- [Data to process]
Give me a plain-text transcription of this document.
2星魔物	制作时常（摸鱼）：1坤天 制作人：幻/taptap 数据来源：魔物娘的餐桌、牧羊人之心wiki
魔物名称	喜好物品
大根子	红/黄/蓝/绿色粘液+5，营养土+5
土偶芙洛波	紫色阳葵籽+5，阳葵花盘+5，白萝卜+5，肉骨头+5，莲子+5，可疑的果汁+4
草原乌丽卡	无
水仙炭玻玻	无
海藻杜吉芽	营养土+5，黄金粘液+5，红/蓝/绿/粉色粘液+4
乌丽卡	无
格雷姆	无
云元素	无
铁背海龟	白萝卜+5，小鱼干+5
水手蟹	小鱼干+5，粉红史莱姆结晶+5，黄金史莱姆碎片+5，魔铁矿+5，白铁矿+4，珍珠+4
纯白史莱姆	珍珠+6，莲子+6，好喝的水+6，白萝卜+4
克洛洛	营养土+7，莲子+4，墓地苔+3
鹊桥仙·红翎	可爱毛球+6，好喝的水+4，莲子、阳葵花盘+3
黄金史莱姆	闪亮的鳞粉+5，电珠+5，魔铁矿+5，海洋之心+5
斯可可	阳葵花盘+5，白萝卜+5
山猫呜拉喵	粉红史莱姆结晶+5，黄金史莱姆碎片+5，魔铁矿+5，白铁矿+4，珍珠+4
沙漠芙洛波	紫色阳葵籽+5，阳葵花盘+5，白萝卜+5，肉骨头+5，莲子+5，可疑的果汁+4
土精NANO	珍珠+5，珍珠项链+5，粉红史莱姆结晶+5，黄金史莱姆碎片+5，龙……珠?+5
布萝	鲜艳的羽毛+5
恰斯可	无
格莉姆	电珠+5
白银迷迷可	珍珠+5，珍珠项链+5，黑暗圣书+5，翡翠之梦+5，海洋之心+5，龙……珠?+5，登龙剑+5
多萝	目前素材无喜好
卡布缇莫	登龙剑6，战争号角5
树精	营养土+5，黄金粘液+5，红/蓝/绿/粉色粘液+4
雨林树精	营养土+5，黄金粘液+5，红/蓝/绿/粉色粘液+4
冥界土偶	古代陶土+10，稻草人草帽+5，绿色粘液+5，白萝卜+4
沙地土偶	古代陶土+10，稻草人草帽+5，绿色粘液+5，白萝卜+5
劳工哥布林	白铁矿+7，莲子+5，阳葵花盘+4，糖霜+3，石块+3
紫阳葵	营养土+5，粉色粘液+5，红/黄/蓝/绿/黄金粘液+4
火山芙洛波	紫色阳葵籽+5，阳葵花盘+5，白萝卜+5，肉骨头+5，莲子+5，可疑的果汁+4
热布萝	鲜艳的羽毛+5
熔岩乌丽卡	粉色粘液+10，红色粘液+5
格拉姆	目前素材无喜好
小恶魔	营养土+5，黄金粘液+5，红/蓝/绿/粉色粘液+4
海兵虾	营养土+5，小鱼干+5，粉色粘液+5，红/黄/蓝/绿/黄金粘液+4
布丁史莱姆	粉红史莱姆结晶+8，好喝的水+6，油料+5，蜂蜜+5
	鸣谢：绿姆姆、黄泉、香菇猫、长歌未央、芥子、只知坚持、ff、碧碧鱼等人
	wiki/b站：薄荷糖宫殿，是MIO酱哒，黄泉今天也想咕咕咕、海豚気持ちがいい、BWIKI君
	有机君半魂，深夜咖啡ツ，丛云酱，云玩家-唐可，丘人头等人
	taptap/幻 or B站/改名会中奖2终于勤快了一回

- [Task prompt]
Transcribe every entry verbatim.

- [Correct answer]
Give me a plain-text transcription of this document.
2星魔物	制作时常（摸鱼）：1坤天 制作人：幻/taptap 数据来源：魔物娘的餐桌、牧羊人之心wiki
魔物名称	喜好物品
大根子	红/黄/蓝/绿色粘液+5，营养土+5
土偶芙洛波	紫色阳葵籽+5，阳葵花盘+5，白萝卜+5，肉骨头+5，莲子+5，可疑的果汁+4
草原乌丽卡	无
水仙炭玻玻	无
海藻杜吉芽	营养土+5，黄金粘液+5，红/蓝/绿/粉色粘液+4
乌丽卡	无
格雷姆	无
云元素	无
铁背海龟	白萝卜+5，小鱼干+5
水手蟹	小鱼干+5，粉红史莱姆结晶+5，黄金史莱姆碎片+5，魔铁矿+5，白铁矿+4，珍珠+4
纯白史莱姆	珍珠+6，莲子+6，好喝的水+6，白萝卜+4
克洛洛	营养土+7，莲子+4，墓地苔+3
鹊桥仙·红翎	可爱毛球+6，好喝的水+4，莲子、阳葵花盘+3
黄金史莱姆	闪亮的鳞粉+5，电珠+5，魔铁矿+5，海洋之心+5
斯可可	阳葵花盘+5，白萝卜+5
山猫呜拉喵	粉红史莱姆结晶+5，黄金史莱姆碎片+5，魔铁矿+5，白铁矿+4，珍珠+4
沙漠芙洛波	紫色阳葵籽+5，阳葵花盘+5，白萝卜+5，肉骨头+5，莲子+5，可疑的果汁+4
土精NANO	珍珠+5，珍珠项链+5，粉红史莱姆结晶+5，黄金史莱姆碎片+5，龙……珠?+5
布萝	鲜艳的羽毛+5
恰斯可	无
格莉姆	电珠+5
白银迷迷可	珍珠+5，珍珠项链+5，黑暗圣书+5，翡翠之梦+5，海洋之心+5，龙……珠?+5，登龙剑+5
多萝	目前素材无喜好
卡布缇莫	登龙剑6，战争号角5
树精	营养土+5，黄金粘液+5，红/蓝/绿/粉色粘液+4
雨林树精	营养土+5，黄金粘液+5，红/蓝/绿/粉色粘液+4
冥界土偶	古代陶土+10，稻草人草帽+5，绿色粘液+5，白萝卜+4
沙地土偶	古代陶土+10，稻草人草帽+5，绿色粘液+5，白萝卜+5
劳工哥布林	白铁矿+7，莲子+5，阳葵花盘+4，糖霜+3，石块+3
紫阳葵	营养土+5，粉色粘液+5，红/黄/蓝/绿/黄金粘液+4
火山芙洛波	紫色阳葵籽+5，阳葵花盘+5，白萝卜+5，肉骨头+5，莲子+5，可疑的果汁+4
热布萝	鲜艳的羽毛+5
熔岩乌丽卡	粉色粘液+10，红色粘液+5
格拉姆	目前素材无喜好
小恶魔	营养土+5，黄金粘液+5，红/蓝/绿/粉色粘液+4
海兵虾	营养土+5，小鱼干+5，粉色粘液+5，红/黄/蓝/绿/黄金粘液+4
布丁史莱姆	粉红史莱姆结晶+8，好喝的水+6，油料+5，蜂蜜+5
	鸣谢：绿姆姆、黄泉、香菇猫、长歌未央、芥子、只知坚持、ff、碧碧鱼等人
	wiki/b站：薄荷糖宫殿，是MIO酱哒，黄泉今天也想咕咕咕、海豚気持ちがいい、BWIKI君
	有机君半魂，深夜咖啡ツ，丛云酱，云玩家-唐可，丘人头等人
	taptap/幻 or B站/改名会中奖2终于勤快了一回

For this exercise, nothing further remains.